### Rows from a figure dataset
★ ★ ★

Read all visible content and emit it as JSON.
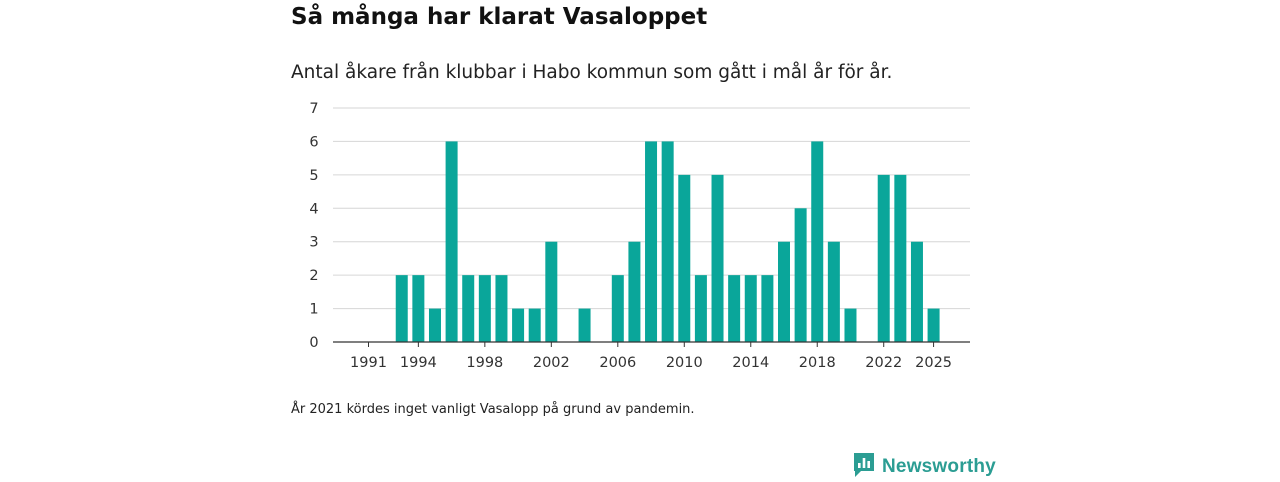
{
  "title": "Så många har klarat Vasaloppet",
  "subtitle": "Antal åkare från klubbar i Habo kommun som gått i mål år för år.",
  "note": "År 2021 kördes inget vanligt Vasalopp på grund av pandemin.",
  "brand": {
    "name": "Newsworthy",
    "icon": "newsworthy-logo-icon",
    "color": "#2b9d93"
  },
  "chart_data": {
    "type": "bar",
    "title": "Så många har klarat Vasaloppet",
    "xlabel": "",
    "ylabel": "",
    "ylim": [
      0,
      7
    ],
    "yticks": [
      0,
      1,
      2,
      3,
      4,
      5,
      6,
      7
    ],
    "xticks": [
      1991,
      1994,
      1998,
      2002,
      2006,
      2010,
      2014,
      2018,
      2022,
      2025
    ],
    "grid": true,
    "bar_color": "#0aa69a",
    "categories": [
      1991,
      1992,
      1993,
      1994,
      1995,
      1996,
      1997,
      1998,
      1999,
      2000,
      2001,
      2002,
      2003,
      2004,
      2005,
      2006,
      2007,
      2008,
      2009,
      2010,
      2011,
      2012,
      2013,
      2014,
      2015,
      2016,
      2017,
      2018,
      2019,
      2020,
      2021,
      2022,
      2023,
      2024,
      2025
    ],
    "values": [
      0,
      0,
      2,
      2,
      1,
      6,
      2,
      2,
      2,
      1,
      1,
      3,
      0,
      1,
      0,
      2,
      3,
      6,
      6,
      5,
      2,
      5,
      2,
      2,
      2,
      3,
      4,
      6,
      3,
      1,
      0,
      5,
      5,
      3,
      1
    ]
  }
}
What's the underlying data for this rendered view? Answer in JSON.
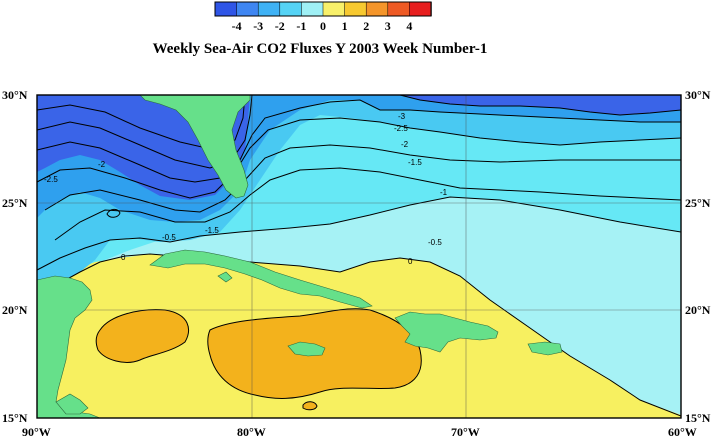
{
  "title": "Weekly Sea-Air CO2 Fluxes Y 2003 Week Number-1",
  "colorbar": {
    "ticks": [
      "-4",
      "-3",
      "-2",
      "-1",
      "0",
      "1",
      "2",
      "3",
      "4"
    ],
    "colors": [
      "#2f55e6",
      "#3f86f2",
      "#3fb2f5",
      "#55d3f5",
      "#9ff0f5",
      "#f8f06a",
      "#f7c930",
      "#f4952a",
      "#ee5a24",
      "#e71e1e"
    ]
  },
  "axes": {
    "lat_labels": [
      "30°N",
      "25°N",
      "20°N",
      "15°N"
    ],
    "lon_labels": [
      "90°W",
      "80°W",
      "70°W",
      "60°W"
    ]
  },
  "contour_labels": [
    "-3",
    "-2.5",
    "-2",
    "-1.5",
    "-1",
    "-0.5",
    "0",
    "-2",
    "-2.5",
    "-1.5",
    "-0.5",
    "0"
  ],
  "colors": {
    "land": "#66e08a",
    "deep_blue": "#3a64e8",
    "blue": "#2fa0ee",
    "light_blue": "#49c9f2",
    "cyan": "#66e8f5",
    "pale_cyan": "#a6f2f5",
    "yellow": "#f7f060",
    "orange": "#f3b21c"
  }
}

★ ★ ★

Find the string "Vasaloppet" in the records, then copy each line where it occurs.

### OUTPUT OF THE EXERCISE
  "title": "Så många har klarat Vasaloppet",
    "title": "Så många har klarat Vasaloppet",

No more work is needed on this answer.